• What you should do:
Give the number of lines below that contain the word "trận", and nothing else.

----

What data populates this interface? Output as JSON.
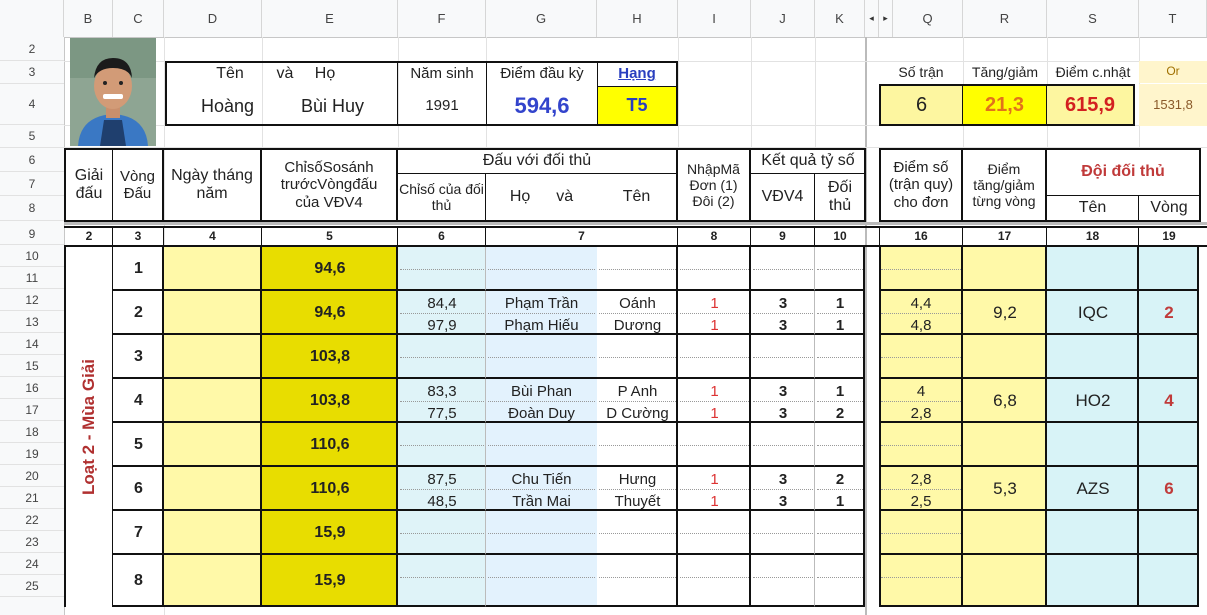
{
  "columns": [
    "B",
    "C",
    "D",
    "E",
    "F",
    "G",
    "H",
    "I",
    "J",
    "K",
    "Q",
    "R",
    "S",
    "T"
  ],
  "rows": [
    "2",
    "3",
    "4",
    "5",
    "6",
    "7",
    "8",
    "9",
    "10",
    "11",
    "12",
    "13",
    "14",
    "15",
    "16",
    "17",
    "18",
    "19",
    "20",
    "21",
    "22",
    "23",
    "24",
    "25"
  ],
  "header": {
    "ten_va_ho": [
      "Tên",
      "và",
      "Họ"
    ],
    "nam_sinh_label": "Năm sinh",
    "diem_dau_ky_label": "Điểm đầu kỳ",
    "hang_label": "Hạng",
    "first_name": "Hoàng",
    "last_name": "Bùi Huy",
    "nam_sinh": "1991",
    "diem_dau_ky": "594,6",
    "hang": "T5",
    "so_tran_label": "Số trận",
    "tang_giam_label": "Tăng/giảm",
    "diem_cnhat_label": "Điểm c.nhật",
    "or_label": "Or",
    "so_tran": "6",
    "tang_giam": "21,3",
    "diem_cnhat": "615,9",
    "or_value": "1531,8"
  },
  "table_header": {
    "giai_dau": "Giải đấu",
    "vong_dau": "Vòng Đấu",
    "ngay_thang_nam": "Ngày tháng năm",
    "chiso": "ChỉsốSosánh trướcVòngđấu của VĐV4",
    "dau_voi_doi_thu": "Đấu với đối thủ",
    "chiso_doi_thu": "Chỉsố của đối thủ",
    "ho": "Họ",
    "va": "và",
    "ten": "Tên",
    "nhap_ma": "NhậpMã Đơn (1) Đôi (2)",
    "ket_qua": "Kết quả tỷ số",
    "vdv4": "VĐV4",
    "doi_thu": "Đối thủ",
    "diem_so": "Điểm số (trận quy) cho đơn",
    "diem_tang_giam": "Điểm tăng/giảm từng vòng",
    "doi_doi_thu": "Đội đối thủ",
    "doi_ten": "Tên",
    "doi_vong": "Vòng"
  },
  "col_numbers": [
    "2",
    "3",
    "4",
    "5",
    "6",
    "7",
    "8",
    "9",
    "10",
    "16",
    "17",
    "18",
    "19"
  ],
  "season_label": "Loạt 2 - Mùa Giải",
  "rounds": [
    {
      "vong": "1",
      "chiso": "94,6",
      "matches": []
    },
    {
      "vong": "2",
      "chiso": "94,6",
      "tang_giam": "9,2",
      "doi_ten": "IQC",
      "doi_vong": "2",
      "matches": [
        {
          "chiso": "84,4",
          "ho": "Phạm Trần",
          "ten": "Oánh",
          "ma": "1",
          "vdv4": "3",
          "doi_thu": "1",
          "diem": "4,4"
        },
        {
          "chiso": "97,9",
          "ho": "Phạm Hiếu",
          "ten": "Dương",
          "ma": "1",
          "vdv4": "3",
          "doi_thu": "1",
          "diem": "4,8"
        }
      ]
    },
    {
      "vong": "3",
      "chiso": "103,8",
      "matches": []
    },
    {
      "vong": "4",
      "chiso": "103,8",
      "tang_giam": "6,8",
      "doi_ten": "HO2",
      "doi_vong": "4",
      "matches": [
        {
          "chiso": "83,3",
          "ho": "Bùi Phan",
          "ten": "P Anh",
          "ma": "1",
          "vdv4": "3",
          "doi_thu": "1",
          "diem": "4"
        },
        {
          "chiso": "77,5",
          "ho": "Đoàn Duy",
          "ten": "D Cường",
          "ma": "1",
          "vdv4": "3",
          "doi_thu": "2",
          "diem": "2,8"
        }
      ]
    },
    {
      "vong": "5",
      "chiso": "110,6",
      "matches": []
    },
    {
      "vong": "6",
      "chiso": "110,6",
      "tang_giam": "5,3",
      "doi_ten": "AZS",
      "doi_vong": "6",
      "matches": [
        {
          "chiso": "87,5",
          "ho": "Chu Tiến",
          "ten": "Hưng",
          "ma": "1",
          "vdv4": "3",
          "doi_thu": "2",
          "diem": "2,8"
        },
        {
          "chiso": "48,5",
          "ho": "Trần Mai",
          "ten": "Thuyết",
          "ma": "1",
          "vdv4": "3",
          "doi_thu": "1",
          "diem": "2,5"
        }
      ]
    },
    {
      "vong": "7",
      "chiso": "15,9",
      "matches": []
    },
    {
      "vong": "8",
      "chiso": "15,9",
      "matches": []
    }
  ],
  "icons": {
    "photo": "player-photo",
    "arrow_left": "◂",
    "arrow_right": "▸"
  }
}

----

• Worked answer:
2